The entries below are to be written out again without alteration.

## A block of data
════════════════
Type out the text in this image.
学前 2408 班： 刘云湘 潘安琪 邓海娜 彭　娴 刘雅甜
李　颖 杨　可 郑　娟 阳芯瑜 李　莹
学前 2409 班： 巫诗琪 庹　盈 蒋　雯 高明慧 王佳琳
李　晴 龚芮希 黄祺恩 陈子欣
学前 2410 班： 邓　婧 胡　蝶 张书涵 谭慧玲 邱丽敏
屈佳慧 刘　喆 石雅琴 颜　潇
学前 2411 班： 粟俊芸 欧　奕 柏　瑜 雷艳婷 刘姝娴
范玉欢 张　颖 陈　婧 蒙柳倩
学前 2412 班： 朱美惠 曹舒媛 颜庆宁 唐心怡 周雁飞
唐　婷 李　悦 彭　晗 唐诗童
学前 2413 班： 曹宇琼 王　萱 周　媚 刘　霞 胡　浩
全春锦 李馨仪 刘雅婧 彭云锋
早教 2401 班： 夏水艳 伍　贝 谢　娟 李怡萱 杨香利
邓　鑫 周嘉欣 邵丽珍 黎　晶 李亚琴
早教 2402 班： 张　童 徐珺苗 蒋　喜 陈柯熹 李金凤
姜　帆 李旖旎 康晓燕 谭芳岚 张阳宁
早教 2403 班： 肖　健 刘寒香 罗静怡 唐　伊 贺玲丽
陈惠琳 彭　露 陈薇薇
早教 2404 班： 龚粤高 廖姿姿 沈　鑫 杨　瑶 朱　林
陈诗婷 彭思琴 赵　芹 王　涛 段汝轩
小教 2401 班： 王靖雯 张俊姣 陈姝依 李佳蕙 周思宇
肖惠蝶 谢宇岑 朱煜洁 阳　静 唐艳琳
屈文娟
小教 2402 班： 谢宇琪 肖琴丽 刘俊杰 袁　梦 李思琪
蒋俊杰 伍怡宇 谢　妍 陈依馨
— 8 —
════════════════
## Response below
Type out the text in this image.
学前 2408 班： 刘云湘 潘安琪 邓海娜 彭　娴 刘雅甜
李　颖 杨　可 郑　娟 阳芯瑜 李　莹
学前 2409 班： 巫诗琪 庹　盈 蒋　雯 高明慧 王佳琳
李　晴 龚芮希 黄祺恩 陈子欣
学前 2410 班： 邓　婧 胡　蝶 张书涵 谭慧玲 邱丽敏
屈佳慧 刘　喆 石雅琴 颜　潇
学前 2411 班： 粟俊芸 欧　奕 柏　瑜 雷艳婷 刘姝娴
范玉欢 张　颖 陈　婧 蒙柳倩
学前 2412 班： 朱美惠 曹舒媛 颜庆宁 唐心怡 周雁飞
唐　婷 李　悦 彭　晗 唐诗童
学前 2413 班： 曹宇琼 王　萱 周　媚 刘　霞 胡　浩
全春锦 李馨仪 刘雅婧 彭云锋
早教 2401 班： 夏水艳 伍　贝 谢　娟 李怡萱 杨香利
邓　鑫 周嘉欣 邵丽珍 黎　晶 李亚琴
早教 2402 班： 张　童 徐珺苗 蒋　喜 陈柯熹 李金凤
姜　帆 李旖旎 康晓燕 谭芳岚 张阳宁
早教 2403 班： 肖　健 刘寒香 罗静怡 唐　伊 贺玲丽
陈惠琳 彭　露 陈薇薇
早教 2404 班： 龚粤高 廖姿姿 沈　鑫 杨　瑶 朱　林
陈诗婷 彭思琴 赵　芹 王　涛 段汝轩
小教 2401 班： 王靖雯 张俊姣 陈姝依 李佳蕙 周思宇
肖惠蝶 谢宇岑 朱煜洁 阳　静 唐艳琳
屈文娟
小教 2402 班： 谢宇琪 肖琴丽 刘俊杰 袁　梦 李思琪
蒋俊杰 伍怡宇 谢　妍 陈依馨
— 8 —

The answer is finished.